WHAT YOU HAVE TO DO: From the entries below, extract every line that includes the word "Neither".

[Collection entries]

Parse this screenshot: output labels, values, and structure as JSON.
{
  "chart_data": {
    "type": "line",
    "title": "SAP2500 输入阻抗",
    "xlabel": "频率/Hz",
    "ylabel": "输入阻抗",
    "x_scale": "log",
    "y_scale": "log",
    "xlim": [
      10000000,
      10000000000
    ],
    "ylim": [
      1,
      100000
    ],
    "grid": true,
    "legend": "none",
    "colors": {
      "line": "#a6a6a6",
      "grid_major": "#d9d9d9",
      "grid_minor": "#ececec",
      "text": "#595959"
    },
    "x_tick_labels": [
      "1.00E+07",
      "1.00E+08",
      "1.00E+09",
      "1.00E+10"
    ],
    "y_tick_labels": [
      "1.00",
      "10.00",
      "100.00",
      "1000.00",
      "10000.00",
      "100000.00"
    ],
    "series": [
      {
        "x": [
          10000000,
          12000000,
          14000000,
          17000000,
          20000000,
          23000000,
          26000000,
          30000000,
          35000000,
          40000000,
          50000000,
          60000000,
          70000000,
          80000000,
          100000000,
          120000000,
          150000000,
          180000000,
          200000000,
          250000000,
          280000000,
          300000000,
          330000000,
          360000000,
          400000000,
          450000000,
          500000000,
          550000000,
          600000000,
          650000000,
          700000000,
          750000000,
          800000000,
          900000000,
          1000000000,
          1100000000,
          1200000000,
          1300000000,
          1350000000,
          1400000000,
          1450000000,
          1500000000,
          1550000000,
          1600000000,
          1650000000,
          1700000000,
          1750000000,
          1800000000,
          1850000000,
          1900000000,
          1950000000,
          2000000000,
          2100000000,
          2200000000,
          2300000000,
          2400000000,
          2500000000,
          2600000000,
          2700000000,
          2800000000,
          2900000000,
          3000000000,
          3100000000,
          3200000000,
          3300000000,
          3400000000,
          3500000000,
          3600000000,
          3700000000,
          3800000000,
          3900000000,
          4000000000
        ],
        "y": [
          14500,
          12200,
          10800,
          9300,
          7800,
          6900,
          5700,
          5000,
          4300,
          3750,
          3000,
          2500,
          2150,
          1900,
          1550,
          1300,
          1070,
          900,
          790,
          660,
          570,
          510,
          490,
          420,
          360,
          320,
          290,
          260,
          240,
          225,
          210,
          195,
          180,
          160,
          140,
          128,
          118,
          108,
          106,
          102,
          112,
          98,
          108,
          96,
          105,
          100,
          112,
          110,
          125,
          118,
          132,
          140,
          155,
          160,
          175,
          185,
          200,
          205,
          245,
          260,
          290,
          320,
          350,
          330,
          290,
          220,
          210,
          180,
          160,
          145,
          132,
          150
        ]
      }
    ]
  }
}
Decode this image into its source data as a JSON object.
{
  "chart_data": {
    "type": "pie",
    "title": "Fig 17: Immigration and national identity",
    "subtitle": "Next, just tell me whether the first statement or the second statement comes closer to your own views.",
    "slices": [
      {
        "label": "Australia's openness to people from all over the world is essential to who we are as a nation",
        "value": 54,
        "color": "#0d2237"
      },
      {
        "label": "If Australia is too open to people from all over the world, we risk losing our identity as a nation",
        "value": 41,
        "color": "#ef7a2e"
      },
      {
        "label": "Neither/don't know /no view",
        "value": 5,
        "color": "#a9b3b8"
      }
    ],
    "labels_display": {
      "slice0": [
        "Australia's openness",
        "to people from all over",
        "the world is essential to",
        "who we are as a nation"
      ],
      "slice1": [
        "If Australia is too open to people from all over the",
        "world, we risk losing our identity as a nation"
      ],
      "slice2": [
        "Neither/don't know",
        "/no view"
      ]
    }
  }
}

EXPECTED ANSWER:
        "label": "Neither/don't know /no view",
        "Neither/don't know",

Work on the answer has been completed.